#### [Supplied material]
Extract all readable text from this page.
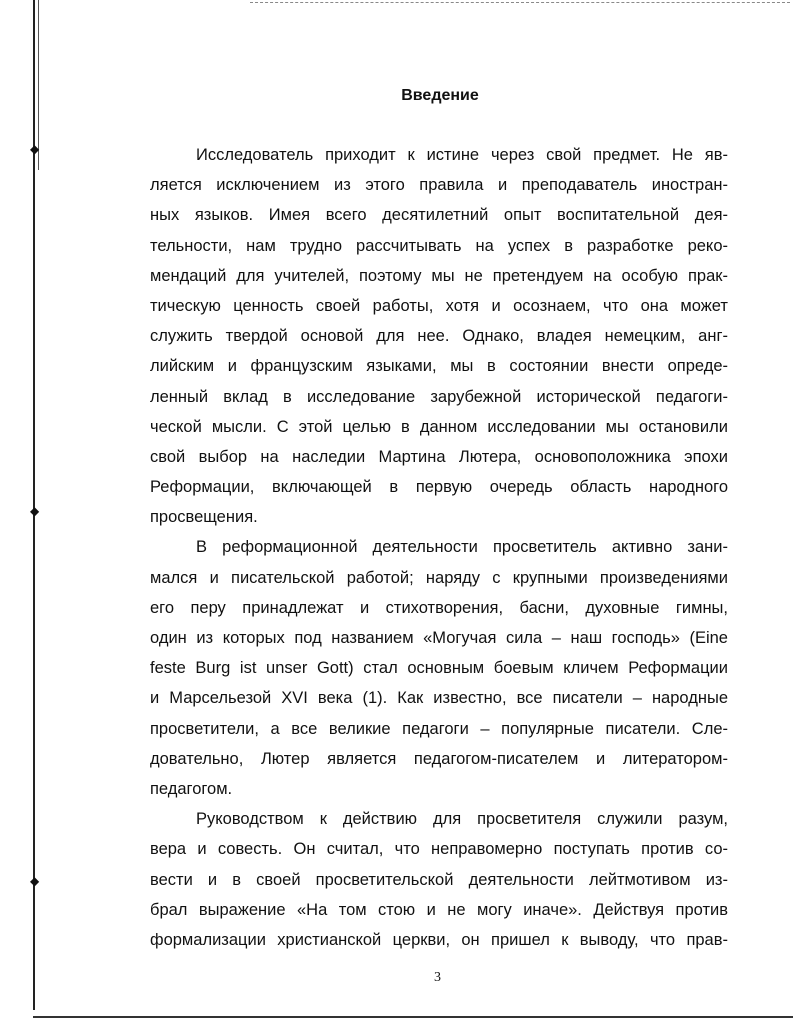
◆
◆
◆
Введение
Исследователь приходит к истине через свой предмет. Не яв-
ляется исключением из этого правила и преподаватель иностран-
ных языков. Имея всего десятилетний опыт воспитательной дея-
тельности, нам трудно рассчитывать на успех в разработке реко-
мендаций для учителей, поэтому мы не претендуем на особую прак-
тическую ценность своей работы, хотя и осознаем, что она может
служить твердой основой для нее. Однако, владея немецким, анг-
лийским и французским языками, мы в состоянии внести опреде-
ленный вклад в исследование зарубежной исторической педагоги-
ческой мысли. С этой целью в данном исследовании мы остановили
свой выбор на наследии Мартина Лютера, основоположника эпохи
Реформации, включающей в первую очередь область народного
просвещения.
В реформационной деятельности просветитель активно зани-
мался и писательской работой; наряду с крупными произведениями
его перу принадлежат и стихотворения, басни, духовные гимны,
один из которых под названием «Могучая сила – наш господь» (Eine
feste Burg ist unser Gott) стал основным боевым кличем Реформации
и Марсельезой XVI века (1). Как известно, все писатели – народные
просветители, а все великие педагоги – популярные писатели. Сле-
довательно, Лютер является педагогом-писателем и литератором-
педагогом.
Руководством к действию для просветителя служили разум,
вера и совесть. Он считал, что неправомерно поступать против со-
вести и в своей просветительской деятельности лейтмотивом из-
брал выражение «На том стою и не могу иначе». Действуя против
формализации христианской церкви, он пришел к выводу, что прав-
3
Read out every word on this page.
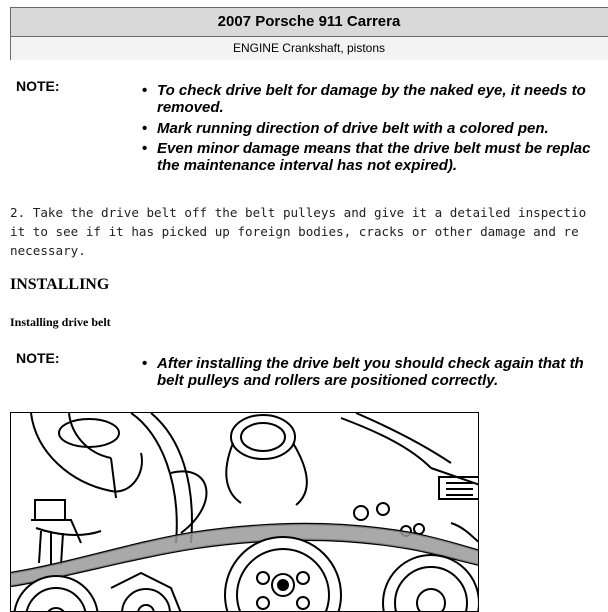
2007 Porsche 911 Carrera
ENGINE Crankshaft, pistons
NOTE:	• To check drive belt for damage by the naked eye, it needs to
removed.
• Mark running direction of drive belt with a colored pen.
• Even minor damage means that the drive belt must be replac
the maintenance interval has not expired).
2. Take the drive belt off the belt pulleys and give it a detailed inspectio
it to see if it has picked up foreign bodies, cracks or other damage and re
necessary.
INSTALLING
Installing drive belt
NOTE:	• After installing the drive belt you should check again that th
belt pulleys and rollers are positioned correctly.
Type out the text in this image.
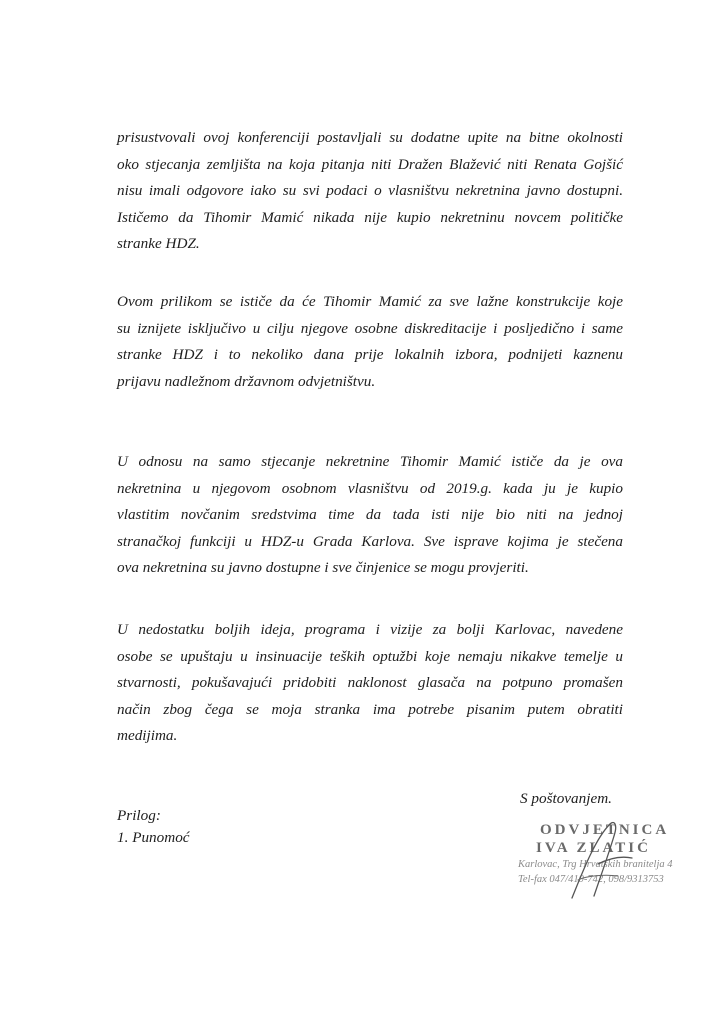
prisustvovali ovoj konferenciji postavljali su dodatne upite na bitne okolnosti
oko stjecanja zemljišta na koja pitanja niti Dražen Blažević niti Renata Gojšić
nisu imali odgovore iako su svi podaci o vlasništvu nekretnina javno dostupni.
Ističemo da Tihomir Mamić nikada nije kupio nekretninu novcem političke
stranke HDZ.

Ovom prilikom se ističe da će Tihomir Mamić za sve lažne konstrukcije koje
su iznijete isključivo u cilju njegove osobne diskreditacije i posljedično i same
stranke HDZ i to nekoliko dana prije lokalnih izbora, podnijeti kaznenu
prijavu nadležnom državnom odvjetništvu.

U odnosu na samo stjecanje nekretnine Tihomir Mamić ističe da je ova
nekretnina u njegovom osobnom vlasništvu od 2019.g. kada ju je kupio
vlastitim novčanim sredstvima time da tada isti nije bio niti na jednoj
stranačkoj funkciji u HDZ-u Grada Karlova. Sve isprave kojima je stečena
ova nekretnina su javno dostupne i sve činjenice se mogu provjeriti.

U nedostatku boljih ideja, programa i vizije za bolji Karlovac, navedene
osobe se upuštaju u insinuacije teških optužbi koje nemaju nikakve temelje u
stvarnosti, pokušavajući pridobiti naklonost glasača na potpuno promašen
način zbog čega se moja stranka ima potrebe pisanim putem obratiti
medijima.

S poštovanjem.
Prilog:
1. Punomoć	ODVJETNICA
IVA ZLATIĆ
Karlovac, Trg Hrvatskih branitelja 4
Tel-fax 047/410-742, 098/9313753
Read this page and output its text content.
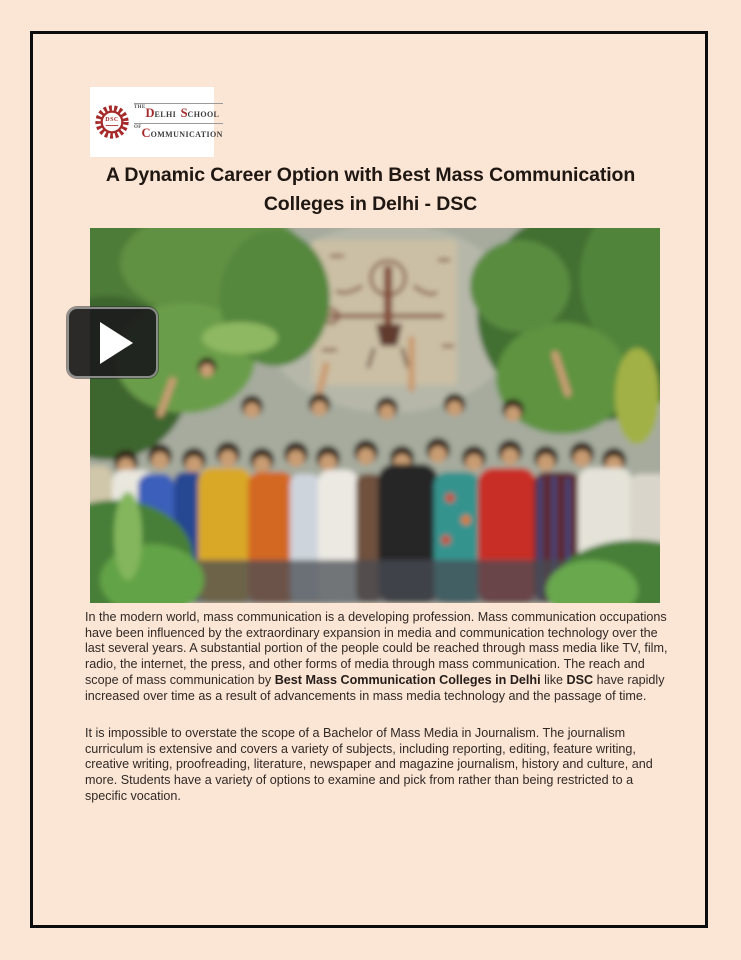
DSC
$^{THE}$DELHI SCHOOL
$^{OF}$COMMUNICATION
A Dynamic Career Option with Best Mass Communication
Colleges in Delhi - DSC

In the modern world, mass communication is a developing profession. Mass communication occupations have been influenced by the extraordinary expansion in media and communication technology over the last several years. A substantial portion of the people could be reached through mass media like TV, film, radio, the internet, the press, and other forms of media through mass communication. The reach and scope of mass communication by Best Mass Communication Colleges in Delhi like DSC have rapidly increased over time as a result of advancements in mass media technology and the passage of time.

It is impossible to overstate the scope of a Bachelor of Mass Media in Journalism. The journalism curriculum is extensive and covers a variety of subjects, including reporting, editing, feature writing, creative writing, proofreading, literature, newspaper and magazine journalism, history and culture, and more. Students have a variety of options to examine and pick from rather than being restricted to a specific vocation.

#### [Aim]
Omit the pictures, then output the rest of the listing exactly.

#### [Solution to this problem]
Extract all readable text from this page.
◆
◆
◆
Введение
Исследователь приходит к истине через свой предмет. Не яв-
ляется исключением из этого правила и преподаватель иностран-
ных языков. Имея всего десятилетний опыт воспитательной дея-
тельности, нам трудно рассчитывать на успех в разработке реко-
мендаций для учителей, поэтому мы не претендуем на особую прак-
тическую ценность своей работы, хотя и осознаем, что она может
служить твердой основой для нее. Однако, владея немецким, анг-
лийским и французским языками, мы в состоянии внести опреде-
ленный вклад в исследование зарубежной исторической педагоги-
ческой мысли. С этой целью в данном исследовании мы остановили
свой выбор на наследии Мартина Лютера, основоположника эпохи
Реформации, включающей в первую очередь область народного
просвещения.
В реформационной деятельности просветитель активно зани-
мался и писательской работой; наряду с крупными произведениями
его перу принадлежат и стихотворения, басни, духовные гимны,
один из которых под названием «Могучая сила – наш господь» (Eine
feste Burg ist unser Gott) стал основным боевым кличем Реформации
и Марсельезой XVI века (1). Как известно, все писатели – народные
просветители, а все великие педагоги – популярные писатели. Сле-
довательно, Лютер является педагогом-писателем и литератором-
педагогом.
Руководством к действию для просветителя служили разум,
вера и совесть. Он считал, что неправомерно поступать против со-
вести и в своей просветительской деятельности лейтмотивом из-
брал выражение «На том стою и не могу иначе». Действуя против
формализации христианской церкви, он пришел к выводу, что прав-
3
Read out every word on this page.
2007 Porsche 911 Carrera
ENGINE Crankshaft, pistons
NOTE:	• To check drive belt for damage by the naked eye, it needs to
removed.
• Mark running direction of drive belt with a colored pen.
• Even minor damage means that the drive belt must be replac
the maintenance interval has not expired).
2. Take the drive belt off the belt pulleys and give it a detailed inspectio
it to see if it has picked up foreign bodies, cracks or other damage and re
necessary.
INSTALLING
Installing drive belt
NOTE:	• After installing the drive belt you should check again that th
belt pulleys and rollers are positioned correctly.
Type out the text in this image.
prisustvovali ovoj konferenciji postavljali su dodatne upite na bitne okolnosti
oko stjecanja zemljišta na koja pitanja niti Dražen Blažević niti Renata Gojšić
nisu imali odgovore iako su svi podaci o vlasništvu nekretnina javno dostupni.
Ističemo da Tihomir Mamić nikada nije kupio nekretninu novcem političke
stranke HDZ.

Ovom prilikom se ističe da će Tihomir Mamić za sve lažne konstrukcije koje
su iznijete isključivo u cilju njegove osobne diskreditacije i posljedično i same
stranke HDZ i to nekoliko dana prije lokalnih izbora, podnijeti kaznenu
prijavu nadležnom državnom odvjetništvu.

U odnosu na samo stjecanje nekretnine Tihomir Mamić ističe da je ova
nekretnina u njegovom osobnom vlasništvu od 2019.g. kada ju je kupio
vlastitim novčanim sredstvima time da tada isti nije bio niti na jednoj
stranačkoj funkciji u HDZ-u Grada Karlova. Sve isprave kojima je stečena
ova nekretnina su javno dostupne i sve činjenice se mogu provjeriti.

U nedostatku boljih ideja, programa i vizije za bolji Karlovac, navedene
osobe se upuštaju u insinuacije teških optužbi koje nemaju nikakve temelje u
stvarnosti, pokušavajući pridobiti naklonost glasača na potpuno promašen
način zbog čega se moja stranka ima potrebe pisanim putem obratiti
medijima.

S poštovanjem.
Prilog:
1. Punomoć	ODVJETNICA
IVA ZLATIĆ
Karlovac, Trg Hrvatskih branitelja 4
Tel-fax 047/410-742, 098/9313753
Read this page and output its text content.
DSC
$^{THE}$DELHI SCHOOL
$^{OF}$COMMUNICATION
A Dynamic Career Option with Best Mass Communication
Colleges in Delhi - DSC

In the modern world, mass communication is a developing profession. Mass communication occupations have been influenced by the extraordinary expansion in media and communication technology over the last several years. A substantial portion of the people could be reached through mass media like TV, film, radio, the internet, the press, and other forms of media through mass communication. The reach and scope of mass communication by Best Mass Communication Colleges in Delhi like DSC have rapidly increased over time as a result of advancements in mass media technology and the passage of time.

It is impossible to overstate the scope of a Bachelor of Mass Media in Journalism. The journalism curriculum is extensive and covers a variety of subjects, including reporting, editing, feature writing, creative writing, proofreading, literature, newspaper and magazine journalism, history and culture, and more. Students have a variety of options to examine and pick from rather than being restricted to a specific vocation.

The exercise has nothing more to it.